■ Exercise brief
Reproduce each line bearing the word "Windows".

■ Extracted material
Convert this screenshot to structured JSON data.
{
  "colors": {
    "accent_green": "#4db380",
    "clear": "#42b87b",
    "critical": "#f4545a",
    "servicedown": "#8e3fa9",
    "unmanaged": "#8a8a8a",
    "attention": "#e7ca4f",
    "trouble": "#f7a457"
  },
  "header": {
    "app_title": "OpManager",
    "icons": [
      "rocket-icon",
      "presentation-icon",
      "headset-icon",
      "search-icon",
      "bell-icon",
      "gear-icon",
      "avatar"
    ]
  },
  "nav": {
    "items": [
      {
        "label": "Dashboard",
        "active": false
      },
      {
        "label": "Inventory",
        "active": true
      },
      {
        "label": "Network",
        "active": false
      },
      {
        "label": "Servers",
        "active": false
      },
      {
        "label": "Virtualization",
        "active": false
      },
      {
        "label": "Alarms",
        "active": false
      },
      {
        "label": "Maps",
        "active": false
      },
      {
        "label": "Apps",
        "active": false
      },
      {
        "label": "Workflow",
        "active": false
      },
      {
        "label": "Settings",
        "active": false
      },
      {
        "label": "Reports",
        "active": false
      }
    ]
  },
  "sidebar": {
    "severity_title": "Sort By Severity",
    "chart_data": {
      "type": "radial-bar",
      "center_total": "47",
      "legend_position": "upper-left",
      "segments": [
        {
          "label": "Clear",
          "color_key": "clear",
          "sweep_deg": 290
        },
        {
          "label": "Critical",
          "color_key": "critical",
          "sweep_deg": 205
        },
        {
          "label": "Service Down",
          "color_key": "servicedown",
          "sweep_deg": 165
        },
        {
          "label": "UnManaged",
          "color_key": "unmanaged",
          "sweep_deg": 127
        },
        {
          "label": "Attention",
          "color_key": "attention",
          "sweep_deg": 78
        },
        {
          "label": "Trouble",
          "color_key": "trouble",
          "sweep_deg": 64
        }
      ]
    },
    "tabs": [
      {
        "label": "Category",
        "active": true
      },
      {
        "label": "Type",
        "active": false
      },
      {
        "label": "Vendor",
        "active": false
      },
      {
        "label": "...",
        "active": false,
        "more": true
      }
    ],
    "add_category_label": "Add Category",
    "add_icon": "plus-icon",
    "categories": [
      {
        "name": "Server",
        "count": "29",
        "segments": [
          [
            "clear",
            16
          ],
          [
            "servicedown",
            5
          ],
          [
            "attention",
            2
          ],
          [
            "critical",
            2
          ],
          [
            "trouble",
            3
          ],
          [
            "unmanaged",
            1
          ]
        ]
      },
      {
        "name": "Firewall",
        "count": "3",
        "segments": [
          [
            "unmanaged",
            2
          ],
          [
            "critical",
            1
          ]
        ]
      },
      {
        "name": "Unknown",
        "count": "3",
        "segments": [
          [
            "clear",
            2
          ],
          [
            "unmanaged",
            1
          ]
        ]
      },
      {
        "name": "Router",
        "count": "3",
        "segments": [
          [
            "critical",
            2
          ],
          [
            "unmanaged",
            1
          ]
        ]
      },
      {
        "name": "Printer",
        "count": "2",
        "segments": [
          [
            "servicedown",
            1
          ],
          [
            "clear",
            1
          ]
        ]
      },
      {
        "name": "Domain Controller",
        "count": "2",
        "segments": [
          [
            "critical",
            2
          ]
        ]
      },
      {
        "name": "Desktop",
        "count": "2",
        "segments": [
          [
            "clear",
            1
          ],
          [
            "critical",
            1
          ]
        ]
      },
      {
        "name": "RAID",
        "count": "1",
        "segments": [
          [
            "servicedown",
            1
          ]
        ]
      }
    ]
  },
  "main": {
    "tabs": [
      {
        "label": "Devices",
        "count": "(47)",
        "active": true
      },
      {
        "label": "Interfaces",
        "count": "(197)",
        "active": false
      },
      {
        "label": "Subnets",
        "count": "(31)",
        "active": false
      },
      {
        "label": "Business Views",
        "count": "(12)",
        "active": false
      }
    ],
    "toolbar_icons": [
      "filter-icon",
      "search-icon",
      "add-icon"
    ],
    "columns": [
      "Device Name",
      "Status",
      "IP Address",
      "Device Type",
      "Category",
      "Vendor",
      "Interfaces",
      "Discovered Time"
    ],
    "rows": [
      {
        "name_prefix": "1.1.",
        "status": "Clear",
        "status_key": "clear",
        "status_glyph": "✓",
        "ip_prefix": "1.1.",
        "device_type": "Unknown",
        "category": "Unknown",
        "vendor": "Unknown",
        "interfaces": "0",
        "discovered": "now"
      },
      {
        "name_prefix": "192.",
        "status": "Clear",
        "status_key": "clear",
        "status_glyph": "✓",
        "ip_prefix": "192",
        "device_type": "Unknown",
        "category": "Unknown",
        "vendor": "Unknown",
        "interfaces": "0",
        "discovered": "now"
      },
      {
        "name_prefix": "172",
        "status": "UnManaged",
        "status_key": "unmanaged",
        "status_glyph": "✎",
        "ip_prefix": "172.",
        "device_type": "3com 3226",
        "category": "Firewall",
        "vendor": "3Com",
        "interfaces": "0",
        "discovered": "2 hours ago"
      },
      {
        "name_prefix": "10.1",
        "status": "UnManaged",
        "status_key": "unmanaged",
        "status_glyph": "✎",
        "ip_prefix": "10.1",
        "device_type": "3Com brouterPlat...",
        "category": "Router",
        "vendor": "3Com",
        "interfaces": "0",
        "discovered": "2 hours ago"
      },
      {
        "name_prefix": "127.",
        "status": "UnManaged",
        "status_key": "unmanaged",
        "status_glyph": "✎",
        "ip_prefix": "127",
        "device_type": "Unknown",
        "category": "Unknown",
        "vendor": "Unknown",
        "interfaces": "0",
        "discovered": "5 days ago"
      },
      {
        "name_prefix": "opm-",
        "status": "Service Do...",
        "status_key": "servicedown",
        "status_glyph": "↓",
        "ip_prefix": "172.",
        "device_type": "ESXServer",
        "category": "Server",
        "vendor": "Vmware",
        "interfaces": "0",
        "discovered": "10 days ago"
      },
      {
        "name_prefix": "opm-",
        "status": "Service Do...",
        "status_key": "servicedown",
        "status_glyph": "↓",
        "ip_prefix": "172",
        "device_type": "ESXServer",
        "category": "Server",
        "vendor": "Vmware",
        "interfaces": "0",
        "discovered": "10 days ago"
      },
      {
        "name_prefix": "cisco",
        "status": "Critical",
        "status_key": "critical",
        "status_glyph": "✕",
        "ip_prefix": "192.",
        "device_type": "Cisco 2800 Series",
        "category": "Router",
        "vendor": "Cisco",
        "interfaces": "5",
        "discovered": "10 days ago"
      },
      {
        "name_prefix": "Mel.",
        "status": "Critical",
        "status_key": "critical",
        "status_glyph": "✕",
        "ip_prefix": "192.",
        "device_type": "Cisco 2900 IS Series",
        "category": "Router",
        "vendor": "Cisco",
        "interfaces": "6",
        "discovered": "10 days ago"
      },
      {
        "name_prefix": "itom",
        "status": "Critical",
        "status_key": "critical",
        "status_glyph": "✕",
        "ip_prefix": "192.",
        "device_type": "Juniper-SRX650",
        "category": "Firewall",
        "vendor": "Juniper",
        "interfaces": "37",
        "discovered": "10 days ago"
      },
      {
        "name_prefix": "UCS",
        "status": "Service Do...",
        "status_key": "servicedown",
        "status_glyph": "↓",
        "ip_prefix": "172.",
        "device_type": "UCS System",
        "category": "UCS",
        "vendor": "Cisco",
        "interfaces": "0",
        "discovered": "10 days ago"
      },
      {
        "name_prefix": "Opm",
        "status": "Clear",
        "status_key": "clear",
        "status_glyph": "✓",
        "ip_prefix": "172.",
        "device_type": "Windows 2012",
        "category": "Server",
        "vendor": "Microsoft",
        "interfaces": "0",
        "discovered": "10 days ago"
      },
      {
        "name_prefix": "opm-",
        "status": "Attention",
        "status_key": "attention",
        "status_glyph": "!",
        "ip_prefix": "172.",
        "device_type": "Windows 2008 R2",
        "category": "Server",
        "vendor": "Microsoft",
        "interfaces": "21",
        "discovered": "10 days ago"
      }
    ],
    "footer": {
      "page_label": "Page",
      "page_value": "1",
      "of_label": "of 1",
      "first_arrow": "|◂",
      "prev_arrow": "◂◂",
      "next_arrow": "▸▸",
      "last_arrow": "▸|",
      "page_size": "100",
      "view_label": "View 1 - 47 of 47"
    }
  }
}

■ Task response
        "device_type": "Windows 2012",
        "device_type": "Windows 2008 R2",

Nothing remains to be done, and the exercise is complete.